***** Record list

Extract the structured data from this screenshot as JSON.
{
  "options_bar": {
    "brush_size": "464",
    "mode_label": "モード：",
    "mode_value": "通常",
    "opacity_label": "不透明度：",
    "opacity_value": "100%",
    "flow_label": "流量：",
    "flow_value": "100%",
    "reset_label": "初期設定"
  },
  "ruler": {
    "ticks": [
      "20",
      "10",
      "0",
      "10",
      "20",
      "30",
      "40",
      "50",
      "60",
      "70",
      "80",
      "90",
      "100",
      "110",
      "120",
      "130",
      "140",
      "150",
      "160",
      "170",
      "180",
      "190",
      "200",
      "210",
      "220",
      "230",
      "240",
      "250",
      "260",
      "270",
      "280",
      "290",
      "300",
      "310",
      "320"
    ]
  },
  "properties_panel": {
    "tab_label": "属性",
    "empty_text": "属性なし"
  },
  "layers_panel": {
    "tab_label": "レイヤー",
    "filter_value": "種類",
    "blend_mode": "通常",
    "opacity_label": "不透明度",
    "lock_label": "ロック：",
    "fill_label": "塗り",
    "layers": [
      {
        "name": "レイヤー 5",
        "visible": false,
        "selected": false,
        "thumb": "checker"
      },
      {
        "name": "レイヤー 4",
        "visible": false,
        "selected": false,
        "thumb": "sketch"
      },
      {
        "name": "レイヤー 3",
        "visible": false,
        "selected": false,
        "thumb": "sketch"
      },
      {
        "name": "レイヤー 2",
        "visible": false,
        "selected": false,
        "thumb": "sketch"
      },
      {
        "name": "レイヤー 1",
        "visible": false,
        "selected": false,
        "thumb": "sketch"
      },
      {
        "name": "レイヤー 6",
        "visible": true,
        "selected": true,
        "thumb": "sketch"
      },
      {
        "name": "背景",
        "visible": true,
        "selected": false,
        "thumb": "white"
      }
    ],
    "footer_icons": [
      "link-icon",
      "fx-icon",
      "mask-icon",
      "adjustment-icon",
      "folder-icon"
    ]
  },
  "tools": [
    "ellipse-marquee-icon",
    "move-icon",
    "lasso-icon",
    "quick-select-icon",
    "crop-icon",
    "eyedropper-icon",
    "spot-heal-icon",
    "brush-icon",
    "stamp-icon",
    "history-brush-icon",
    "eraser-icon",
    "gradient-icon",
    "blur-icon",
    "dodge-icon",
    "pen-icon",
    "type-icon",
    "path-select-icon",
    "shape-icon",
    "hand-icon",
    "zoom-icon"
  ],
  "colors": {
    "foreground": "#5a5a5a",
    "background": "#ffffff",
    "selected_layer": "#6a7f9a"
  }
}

**********

Exercise prompt
Transcribe the full listing above without leaving anything out.

The solution
Extract the structured data from this screenshot as JSON.
{
  "options_bar": {
    "brush_size": "464",
    "mode_label": "モード：",
    "mode_value": "通常",
    "opacity_label": "不透明度：",
    "opacity_value": "100%",
    "flow_label": "流量：",
    "flow_value": "100%",
    "reset_label": "初期設定"
  },
  "ruler": {
    "ticks": [
      "20",
      "10",
      "0",
      "10",
      "20",
      "30",
      "40",
      "50",
      "60",
      "70",
      "80",
      "90",
      "100",
      "110",
      "120",
      "130",
      "140",
      "150",
      "160",
      "170",
      "180",
      "190",
      "200",
      "210",
      "220",
      "230",
      "240",
      "250",
      "260",
      "270",
      "280",
      "290",
      "300",
      "310",
      "320"
    ]
  },
  "properties_panel": {
    "tab_label": "属性",
    "empty_text": "属性なし"
  },
  "layers_panel": {
    "tab_label": "レイヤー",
    "filter_value": "種類",
    "blend_mode": "通常",
    "opacity_label": "不透明度",
    "lock_label": "ロック：",
    "fill_label": "塗り",
    "layers": [
      {
        "name": "レイヤー 5",
        "visible": false,
        "selected": false,
        "thumb": "checker"
      },
      {
        "name": "レイヤー 4",
        "visible": false,
        "selected": false,
        "thumb": "sketch"
      },
      {
        "name": "レイヤー 3",
        "visible": false,
        "selected": false,
        "thumb": "sketch"
      },
      {
        "name": "レイヤー 2",
        "visible": false,
        "selected": false,
        "thumb": "sketch"
      },
      {
        "name": "レイヤー 1",
        "visible": false,
        "selected": false,
        "thumb": "sketch"
      },
      {
        "name": "レイヤー 6",
        "visible": true,
        "selected": true,
        "thumb": "sketch"
      },
      {
        "name": "背景",
        "visible": true,
        "selected": false,
        "thumb": "white"
      }
    ],
    "footer_icons": [
      "link-icon",
      "fx-icon",
      "mask-icon",
      "adjustment-icon",
      "folder-icon"
    ]
  },
  "tools": [
    "ellipse-marquee-icon",
    "move-icon",
    "lasso-icon",
    "quick-select-icon",
    "crop-icon",
    "eyedropper-icon",
    "spot-heal-icon",
    "brush-icon",
    "stamp-icon",
    "history-brush-icon",
    "eraser-icon",
    "gradient-icon",
    "blur-icon",
    "dodge-icon",
    "pen-icon",
    "type-icon",
    "path-select-icon",
    "shape-icon",
    "hand-icon",
    "zoom-icon"
  ],
  "colors": {
    "foreground": "#5a5a5a",
    "background": "#ffffff",
    "selected_layer": "#6a7f9a"
  }
}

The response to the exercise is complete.